## Task
State how many lines of the entries hold the string "force". Reply with the number alone.

## Source data
--- BEGIN ---
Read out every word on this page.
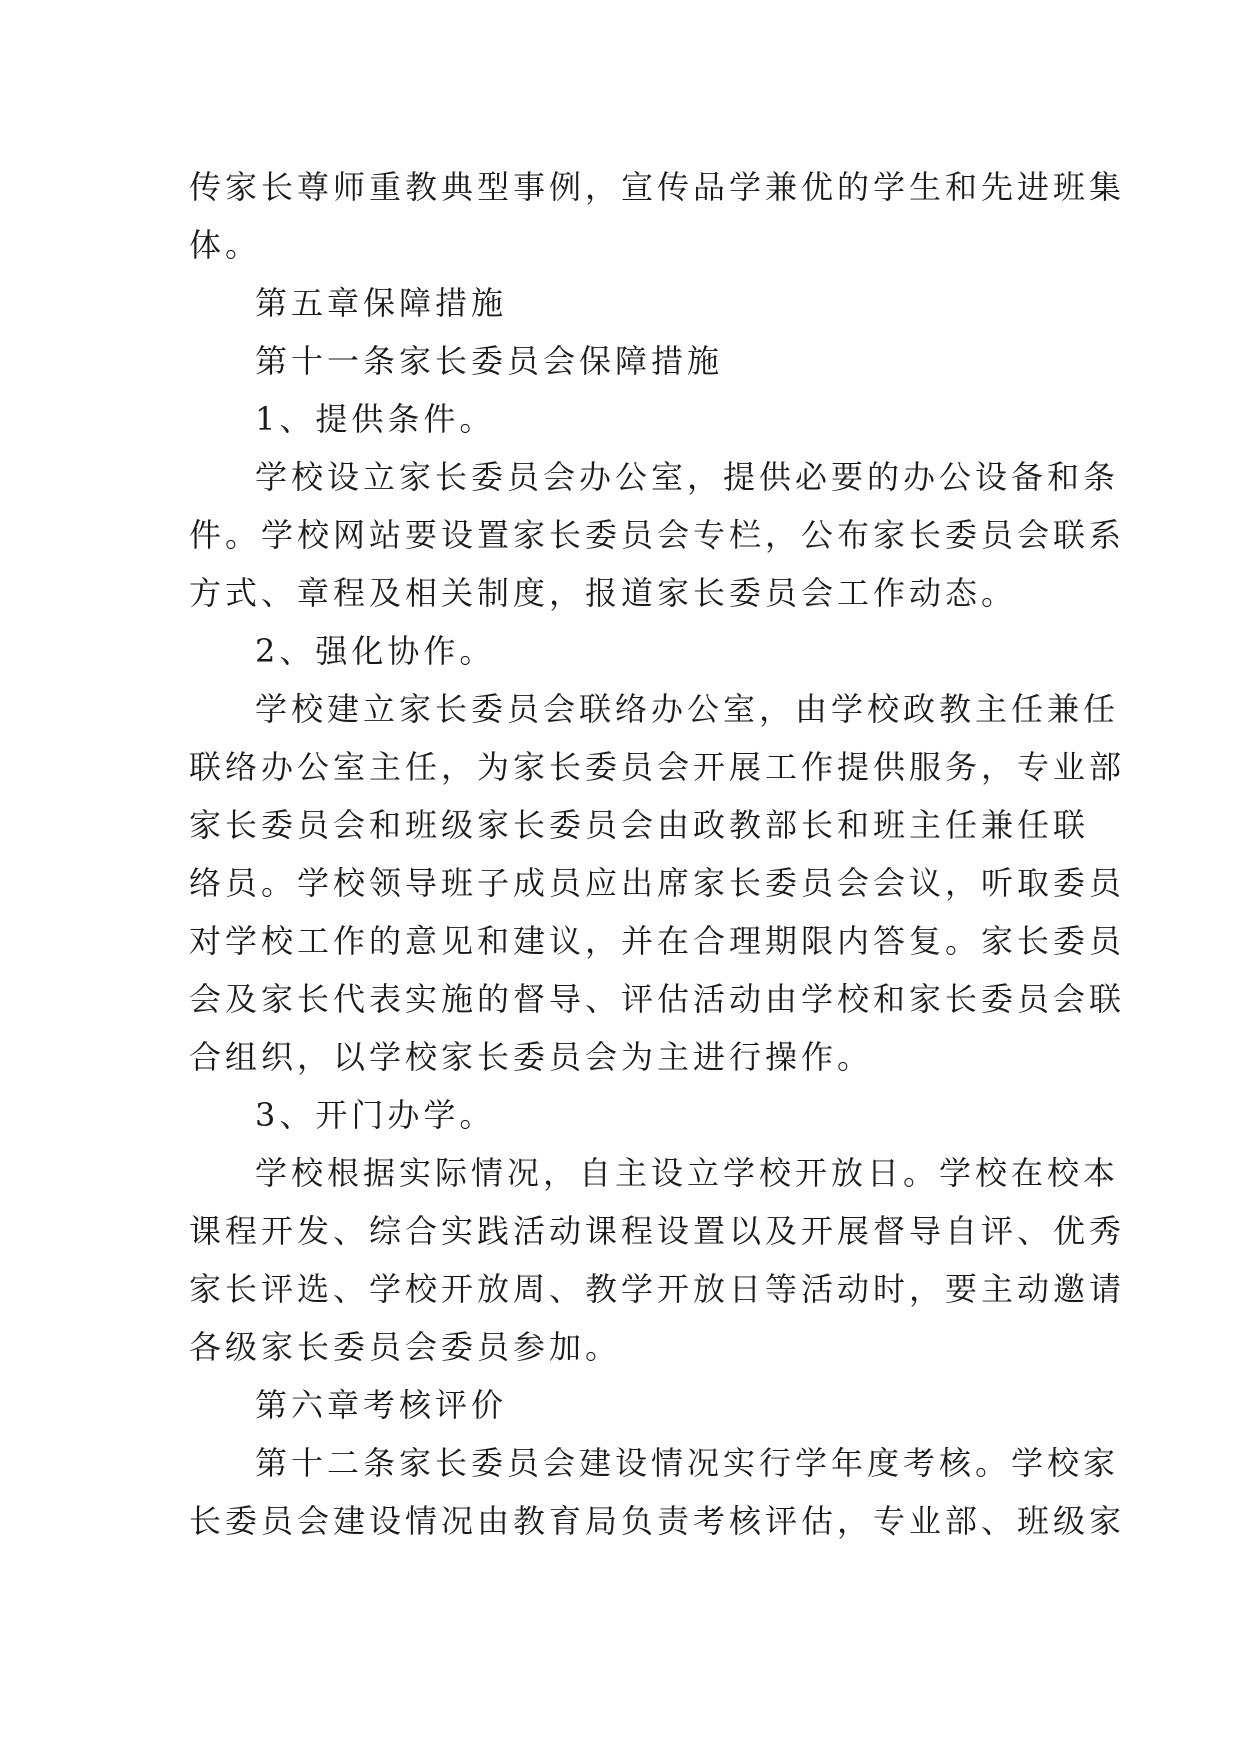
传家长尊师重教典型事例，宣传品学兼优的学生和先进班集
体。
第五章保障措施
第十一条家长委员会保障措施
1、提供条件。
学校设立家长委员会办公室，提供必要的办公设备和条
件。学校网站要设置家长委员会专栏，公布家长委员会联系
方式、章程及相关制度，报道家长委员会工作动态。
2、强化协作。
学校建立家长委员会联络办公室，由学校政教主任兼任
联络办公室主任，为家长委员会开展工作提供服务，专业部
家长委员会和班级家长委员会由政教部长和班主任兼任联
络员。学校领导班子成员应出席家长委员会会议，听取委员
对学校工作的意见和建议，并在合理期限内答复。家长委员
会及家长代表实施的督导、评估活动由学校和家长委员会联
合组织，以学校家长委员会为主进行操作。
3、开门办学。
学校根据实际情况，自主设立学校开放日。学校在校本
课程开发、综合实践活动课程设置以及开展督导自评、优秀
家长评选、学校开放周、教学开放日等活动时，要主动邀请
各级家长委员会委员参加。
第六章考核评价
第十二条家长委员会建设情况实行学年度考核。学校家
长委员会建设情况由教育局负责考核评估，专业部、班级家
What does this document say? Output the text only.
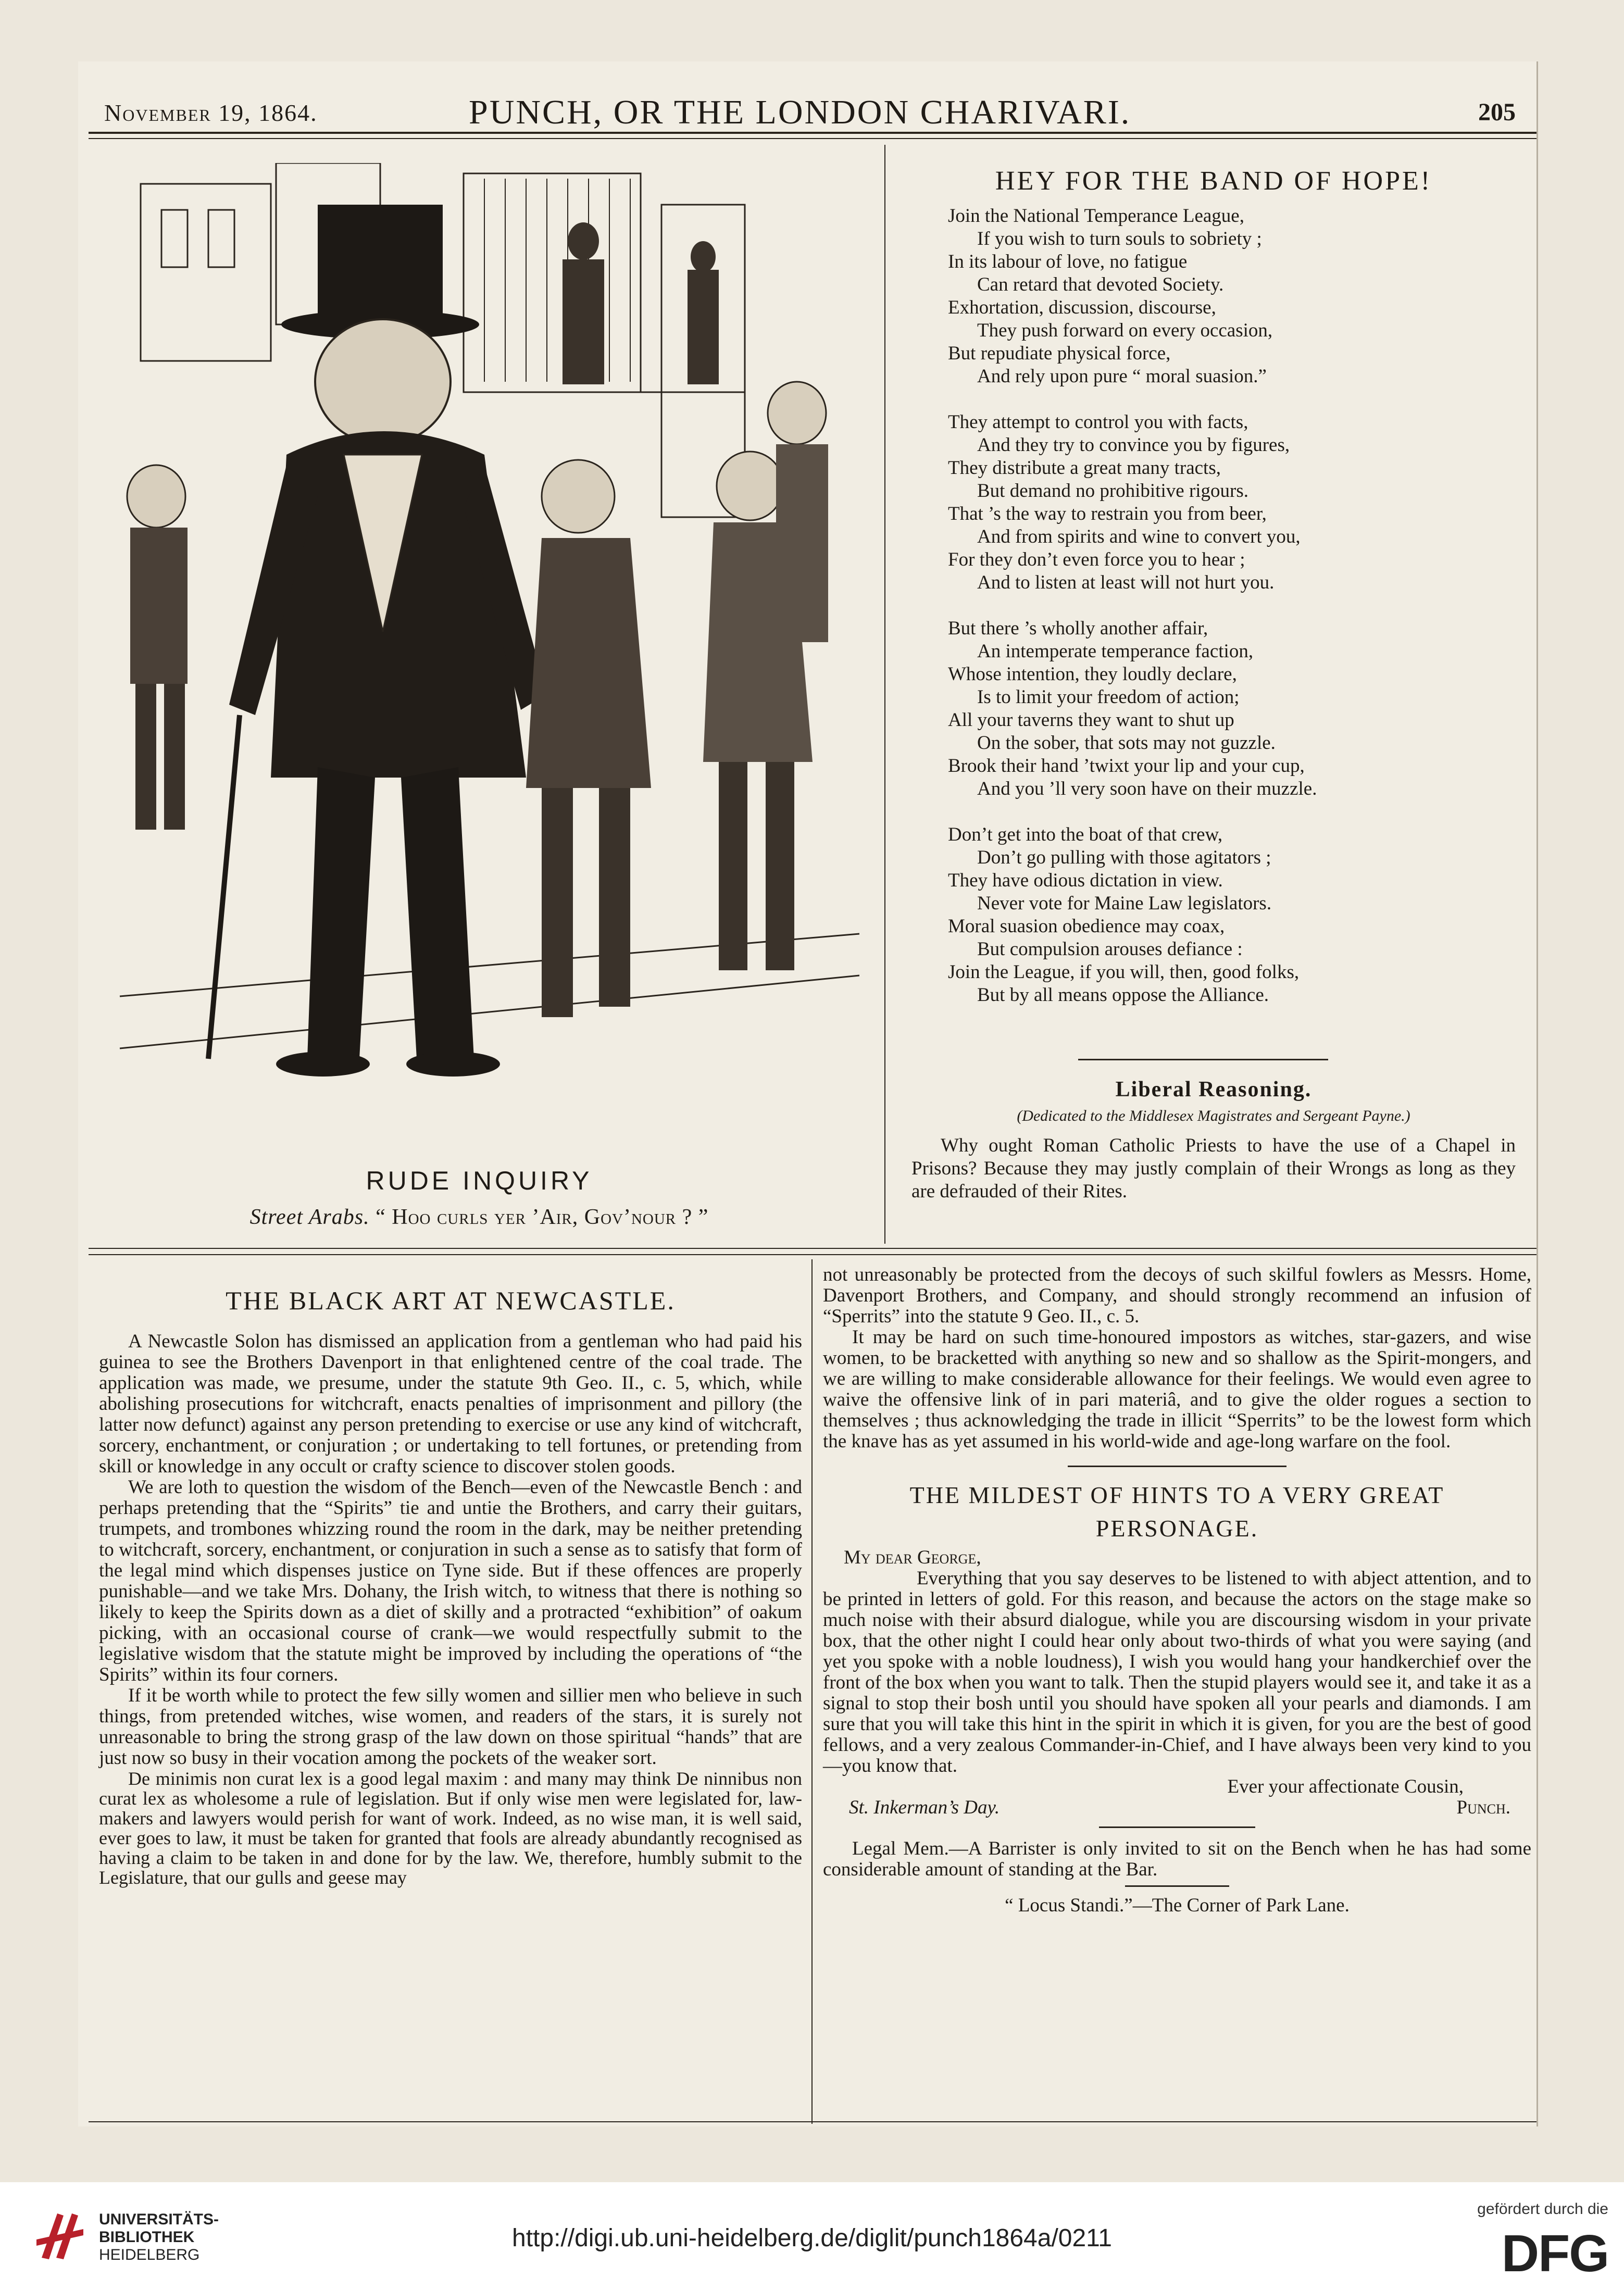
November 19, 1864.	PUNCH, OR THE LONDON CHARIVARI.	205
RUDE INQUIRY
Street Arabs. “ Hoo curls yer ’Air, Gov’nour ? ”
HEY FOR THE BAND OF HOPE!
Join the National Temperance League,
If you wish to turn souls to sobriety ;
In its labour of love, no fatigue
Can retard that devoted Society.
Exhortation, discussion, discourse,
They push forward on every occasion,
But repudiate physical force,
And rely upon pure “ moral suasion.”
They attempt to control you with facts,
And they try to convince you by figures,
They distribute a great many tracts,
But demand no prohibitive rigours.
That ’s the way to restrain you from beer,
And from spirits and wine to convert you,
For they don’t even force you to hear ;
And to listen at least will not hurt you.
But there ’s wholly another affair,
An intemperate temperance faction,
Whose intention, they loudly declare,
Is to limit your freedom of action;
All your taverns they want to shut up
On the sober, that sots may not guzzle.
Brook their hand ’twixt your lip and your cup,
And you ’ll very soon have on their muzzle.
Don’t get into the boat of that crew,
Don’t go pulling with those agitators ;
They have odious dictation in view.
Never vote for Maine Law legislators.
Moral suasion obedience may coax,
But compulsion arouses defiance :
Join the League, if you will, then, good folks,
But by all means oppose the Alliance.
Liberal Reasoning.
(Dedicated to the Middlesex Magistrates and Sergeant Payne.)
Why ought Roman Catholic Priests to have the use of a Chapel in Prisons? Because they may justly complain of their Wrongs as long as they are defrauded of their Rites.
THE BLACK ART AT NEWCASTLE.

A Newcastle Solon has dismissed an application from a gentleman who had paid his guinea to see the Brothers Davenport in that enlightened centre of the coal trade. The application was made, we presume, under the statute 9th Geo. II., c. 5, which, while abolishing prosecutions for witchcraft, enacts penalties of imprisonment and pillory (the latter now defunct) against any person pretending to exercise or use any kind of witchcraft, sorcery, enchantment, or conjuration ; or undertaking to tell fortunes, or pretending from skill or knowledge in any occult or crafty science to discover stolen goods.

We are loth to question the wisdom of the Bench—even of the Newcastle Bench : and perhaps pretending that the “Spirits” tie and untie the Brothers, and carry their guitars, trumpets, and trombones whizzing round the room in the dark, may be neither pretending to witchcraft, sorcery, enchantment, or conjuration in such a sense as to satisfy that form of the legal mind which dispenses justice on Tyne side. But if these offences are properly punishable—and we take Mrs. Dohany, the Irish witch, to witness that there is nothing so likely to keep the Spirits down as a diet of skilly and a protracted “exhibition” of oakum picking, with an occasional course of crank—we would respectfully submit to the legislative wisdom that the statute might be improved by including the operations of “the Spirits” within its four corners.

If it be worth while to protect the few silly women and sillier men who believe in such things, from pretended witches, wise women, and readers of the stars, it is surely not unreasonable to bring the strong grasp of the law down on those spiritual “hands” that are just now so busy in their vocation among the pockets of the weaker sort.

De minimis non curat lex is a good legal maxim : and many may think De ninnibus non curat lex as wholesome a rule of legislation. But if only wise men were legislated for, law-makers and lawyers would perish for want of work. Indeed, as no wise man, it is well said, ever goes to law, it must be taken for granted that fools are already abundantly recognised as having a claim to be taken in and done for by the law. We, therefore, humbly submit to the Legislature, that our gulls and geese may

not unreasonably be protected from the decoys of such skilful fowlers as Messrs. Home, Davenport Brothers, and Company, and should strongly recommend an infusion of “Sperrits” into the statute 9 Geo. II., c. 5.

It may be hard on such time-honoured impostors as witches, star-gazers, and wise women, to be bracketted with anything so new and so shallow as the Spirit-mongers, and we are willing to make considerable allowance for their feelings. We would even agree to waive the offensive link of in pari materiâ, and to give the older rogues a section to themselves ; thus acknowledging the trade in illicit “Sperrits” to be the lowest form which the knave has as yet assumed in his world-wide and age-long warfare on the fool.

THE MILDEST OF HINTS TO A VERY GREAT
PERSONAGE.
My dear George,

Everything that you say deserves to be listened to with abject attention, and to be printed in letters of gold. For this reason, and because the actors on the stage make so much noise with their absurd dialogue, while you are discoursing wisdom in your private box, that the other night I could hear only about two-thirds of what you were saying (and yet you spoke with a noble loudness), I wish you would hang your handkerchief over the front of the box when you want to talk. Then the stupid players would see it, and take it as a signal to stop their bosh until you should have spoken all your pearls and diamonds. I am sure that you will take this hint in the spirit in which it is given, for you are the best of good fellows, and a very zealous Commander-in-Chief, and I have always been very kind to you—you know that.

Ever your affectionate Cousin,
St. Inkerman’s Day.	Punch.

Legal Mem.—A Barrister is only invited to sit on the Bench when he has had some considerable amount of standing at the Bar.

“ Locus Standi.”—The Corner of Park Lane.
UNIVERSITÄTS-
BIBLIOTHEK
HEIDELBERG
http://digi.ub.uni-heidelberg.de/diglit/punch1864a/0211
gefördert durch die
DFG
--- END ---
## Output for this exercise
2